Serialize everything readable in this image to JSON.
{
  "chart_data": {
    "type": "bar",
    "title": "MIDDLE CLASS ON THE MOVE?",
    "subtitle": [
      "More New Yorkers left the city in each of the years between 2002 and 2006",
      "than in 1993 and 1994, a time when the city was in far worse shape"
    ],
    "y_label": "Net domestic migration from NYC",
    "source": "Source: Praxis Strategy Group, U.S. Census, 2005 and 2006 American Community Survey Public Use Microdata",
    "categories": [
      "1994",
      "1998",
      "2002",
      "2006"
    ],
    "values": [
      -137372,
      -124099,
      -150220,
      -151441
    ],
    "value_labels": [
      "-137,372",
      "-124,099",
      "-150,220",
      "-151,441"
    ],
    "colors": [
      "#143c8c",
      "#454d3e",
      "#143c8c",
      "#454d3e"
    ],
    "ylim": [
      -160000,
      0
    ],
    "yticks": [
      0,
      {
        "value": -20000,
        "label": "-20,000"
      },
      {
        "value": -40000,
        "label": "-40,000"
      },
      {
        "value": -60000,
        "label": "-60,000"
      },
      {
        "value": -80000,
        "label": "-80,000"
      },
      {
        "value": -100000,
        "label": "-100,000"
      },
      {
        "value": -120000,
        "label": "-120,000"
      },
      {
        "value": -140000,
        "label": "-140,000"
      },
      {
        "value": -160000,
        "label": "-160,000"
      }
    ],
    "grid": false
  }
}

PROBLEM DESCRIPTION -
Set all of the records down again, exactly as they stand.

OUTPUT BELOW -
Serialize everything readable in this image to JSON.
{
  "chart_data": {
    "type": "bar",
    "title": "MIDDLE CLASS ON THE MOVE?",
    "subtitle": [
      "More New Yorkers left the city in each of the years between 2002 and 2006",
      "than in 1993 and 1994, a time when the city was in far worse shape"
    ],
    "y_label": "Net domestic migration from NYC",
    "source": "Source: Praxis Strategy Group, U.S. Census, 2005 and 2006 American Community Survey Public Use Microdata",
    "categories": [
      "1994",
      "1998",
      "2002",
      "2006"
    ],
    "values": [
      -137372,
      -124099,
      -150220,
      -151441
    ],
    "value_labels": [
      "-137,372",
      "-124,099",
      "-150,220",
      "-151,441"
    ],
    "colors": [
      "#143c8c",
      "#454d3e",
      "#143c8c",
      "#454d3e"
    ],
    "ylim": [
      -160000,
      0
    ],
    "yticks": [
      0,
      {
        "value": -20000,
        "label": "-20,000"
      },
      {
        "value": -40000,
        "label": "-40,000"
      },
      {
        "value": -60000,
        "label": "-60,000"
      },
      {
        "value": -80000,
        "label": "-80,000"
      },
      {
        "value": -100000,
        "label": "-100,000"
      },
      {
        "value": -120000,
        "label": "-120,000"
      },
      {
        "value": -140000,
        "label": "-140,000"
      },
      {
        "value": -160000,
        "label": "-160,000"
      }
    ],
    "grid": false
  }
}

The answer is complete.